# Your objective
Your task is to repeat the entries word for word while leaving out the pictures.

● ● ●

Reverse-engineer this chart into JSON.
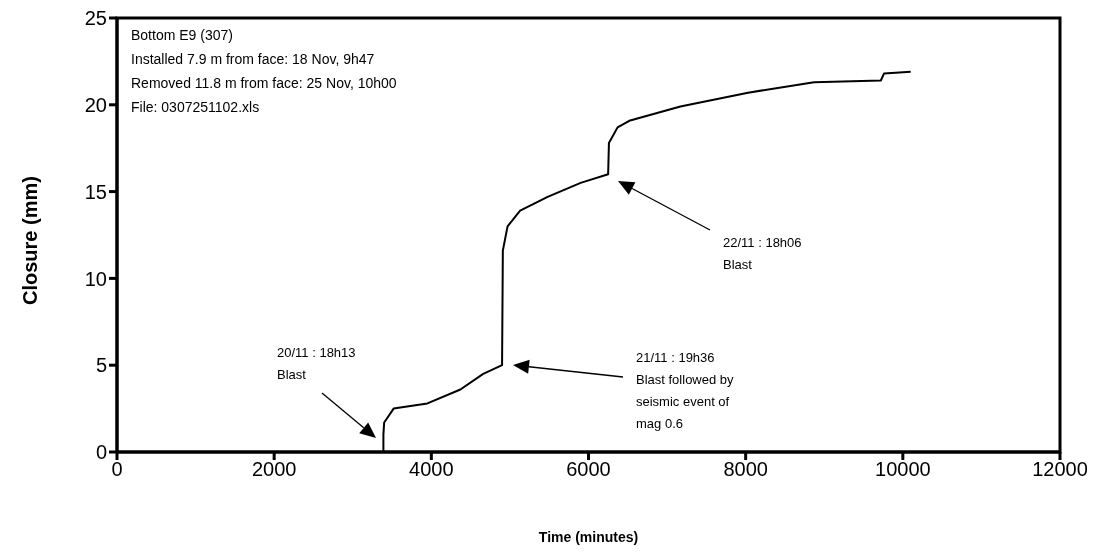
{
  "chart_data": {
    "type": "line",
    "xlabel": "Time (minutes)",
    "ylabel": "Closure (mm)",
    "xlim": [
      0,
      12000
    ],
    "xticks": [
      0,
      2000,
      4000,
      6000,
      8000,
      10000,
      12000
    ],
    "ylim": [
      0,
      25
    ],
    "yticks": [
      0,
      5,
      10,
      15,
      20,
      25
    ],
    "grid": false,
    "legend": false,
    "marker": "none",
    "line_style": "solid",
    "series": [
      {
        "color": "#000000",
        "x": [
          930,
          3390,
          3390,
          3400,
          3520,
          3950,
          4370,
          4660,
          4900,
          4910,
          4970,
          5130,
          5480,
          5900,
          6250,
          6260,
          6370,
          6530,
          7170,
          8030,
          8870,
          9720,
          9760,
          10100
        ],
        "values": [
          0,
          0,
          1.0,
          1.7,
          2.5,
          2.8,
          3.6,
          4.5,
          5.0,
          11.6,
          13.0,
          13.9,
          14.7,
          15.5,
          16.0,
          17.8,
          18.7,
          19.1,
          19.9,
          20.7,
          21.3,
          21.4,
          21.8,
          21.9
        ]
      }
    ],
    "annotations": [
      "Bottom E9 (307)",
      "Installed 7.9 m from face: 18 Nov, 9h47",
      "Removed 11.8 m from face: 25 Nov, 10h00",
      "File: 0307251102.xls",
      "20/11 : 18h13\nBlast",
      "21/11 : 19h36\nBlast followed by\nseismic event of\nmag 0.6",
      "22/11 : 18h06\nBlast"
    ]
  }
}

● ● ●

# Solution to this exercise
Reverse-engineer this chart into JSON.
{
  "chart_data": {
    "type": "line",
    "xlabel": "Time (minutes)",
    "ylabel": "Closure (mm)",
    "xlim": [
      0,
      12000
    ],
    "xticks": [
      0,
      2000,
      4000,
      6000,
      8000,
      10000,
      12000
    ],
    "ylim": [
      0,
      25
    ],
    "yticks": [
      0,
      5,
      10,
      15,
      20,
      25
    ],
    "grid": false,
    "legend": false,
    "marker": "none",
    "line_style": "solid",
    "series": [
      {
        "color": "#000000",
        "x": [
          930,
          3390,
          3390,
          3400,
          3520,
          3950,
          4370,
          4660,
          4900,
          4910,
          4970,
          5130,
          5480,
          5900,
          6250,
          6260,
          6370,
          6530,
          7170,
          8030,
          8870,
          9720,
          9760,
          10100
        ],
        "values": [
          0,
          0,
          1.0,
          1.7,
          2.5,
          2.8,
          3.6,
          4.5,
          5.0,
          11.6,
          13.0,
          13.9,
          14.7,
          15.5,
          16.0,
          17.8,
          18.7,
          19.1,
          19.9,
          20.7,
          21.3,
          21.4,
          21.8,
          21.9
        ]
      }
    ],
    "annotations": [
      "Bottom E9 (307)",
      "Installed 7.9 m from face: 18 Nov, 9h47",
      "Removed 11.8 m from face: 25 Nov, 10h00",
      "File: 0307251102.xls",
      "20/11 : 18h13\nBlast",
      "21/11 : 19h36\nBlast followed by\nseismic event of\nmag 0.6",
      "22/11 : 18h06\nBlast"
    ]
  }
}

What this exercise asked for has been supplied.